Input records =

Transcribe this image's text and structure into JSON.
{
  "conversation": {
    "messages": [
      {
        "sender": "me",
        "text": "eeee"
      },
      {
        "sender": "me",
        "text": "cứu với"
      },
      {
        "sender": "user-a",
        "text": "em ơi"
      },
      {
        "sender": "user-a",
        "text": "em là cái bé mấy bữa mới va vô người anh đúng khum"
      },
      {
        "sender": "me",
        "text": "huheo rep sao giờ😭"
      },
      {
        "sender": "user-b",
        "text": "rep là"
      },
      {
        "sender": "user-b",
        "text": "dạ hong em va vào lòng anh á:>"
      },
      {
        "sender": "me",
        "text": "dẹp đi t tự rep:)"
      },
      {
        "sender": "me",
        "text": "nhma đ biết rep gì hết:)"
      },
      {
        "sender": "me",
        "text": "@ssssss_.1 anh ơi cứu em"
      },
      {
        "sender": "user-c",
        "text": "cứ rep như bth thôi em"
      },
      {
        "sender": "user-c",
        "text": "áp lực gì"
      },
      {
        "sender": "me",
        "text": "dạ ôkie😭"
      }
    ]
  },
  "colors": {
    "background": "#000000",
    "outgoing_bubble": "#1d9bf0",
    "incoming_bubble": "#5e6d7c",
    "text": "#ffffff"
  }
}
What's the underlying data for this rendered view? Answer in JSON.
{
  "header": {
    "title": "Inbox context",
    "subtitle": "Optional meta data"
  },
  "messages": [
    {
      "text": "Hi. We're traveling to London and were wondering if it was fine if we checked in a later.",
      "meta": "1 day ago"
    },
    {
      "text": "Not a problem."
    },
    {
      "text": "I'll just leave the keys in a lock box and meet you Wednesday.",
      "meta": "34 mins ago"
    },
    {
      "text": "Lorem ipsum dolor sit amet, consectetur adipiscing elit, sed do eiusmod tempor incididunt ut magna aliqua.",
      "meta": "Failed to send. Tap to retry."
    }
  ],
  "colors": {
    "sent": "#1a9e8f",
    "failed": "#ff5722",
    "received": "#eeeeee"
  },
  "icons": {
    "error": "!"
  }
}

Short exercise = Look through the entries and find each line that has the string "this". Copy those lines.

Exercise answer =
Transcribe this image's text and structure into JSON.
What's the underlying data for this rendered view? Answer in JSON.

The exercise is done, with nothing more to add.